● **SHORT TASK**:
The entries below should be quoted exactly, with no pictures carried over.

^^^^^^^^

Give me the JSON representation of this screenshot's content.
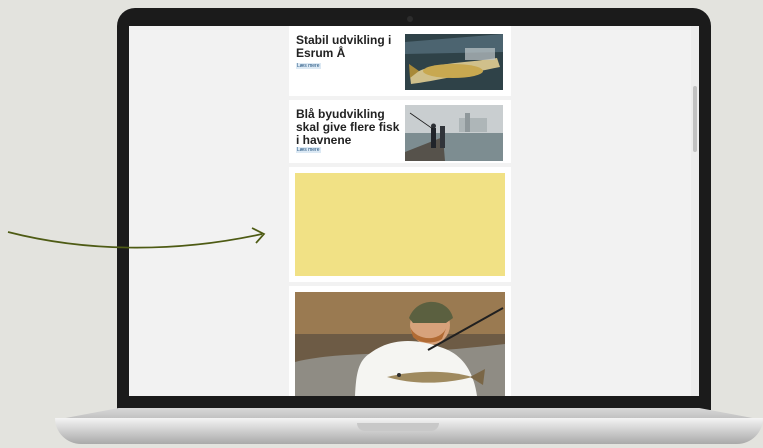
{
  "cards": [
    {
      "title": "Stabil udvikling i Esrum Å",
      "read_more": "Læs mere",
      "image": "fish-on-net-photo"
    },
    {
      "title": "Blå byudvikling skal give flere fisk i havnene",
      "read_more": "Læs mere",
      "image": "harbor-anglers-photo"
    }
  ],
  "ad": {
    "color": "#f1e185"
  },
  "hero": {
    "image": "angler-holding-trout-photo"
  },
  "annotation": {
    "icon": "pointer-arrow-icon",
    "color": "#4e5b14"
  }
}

^^^^^^^^

● **RESPONSE FOR THIS EXERCISE**:
Give me the JSON representation of this screenshot's content.
{
  "cards": [
    {
      "title": "Stabil udvikling i Esrum Å",
      "read_more": "Læs mere",
      "image": "fish-on-net-photo"
    },
    {
      "title": "Blå byudvikling skal give flere fisk i havnene",
      "read_more": "Læs mere",
      "image": "harbor-anglers-photo"
    }
  ],
  "ad": {
    "color": "#f1e185"
  },
  "hero": {
    "image": "angler-holding-trout-photo"
  },
  "annotation": {
    "icon": "pointer-arrow-icon",
    "color": "#4e5b14"
  }
}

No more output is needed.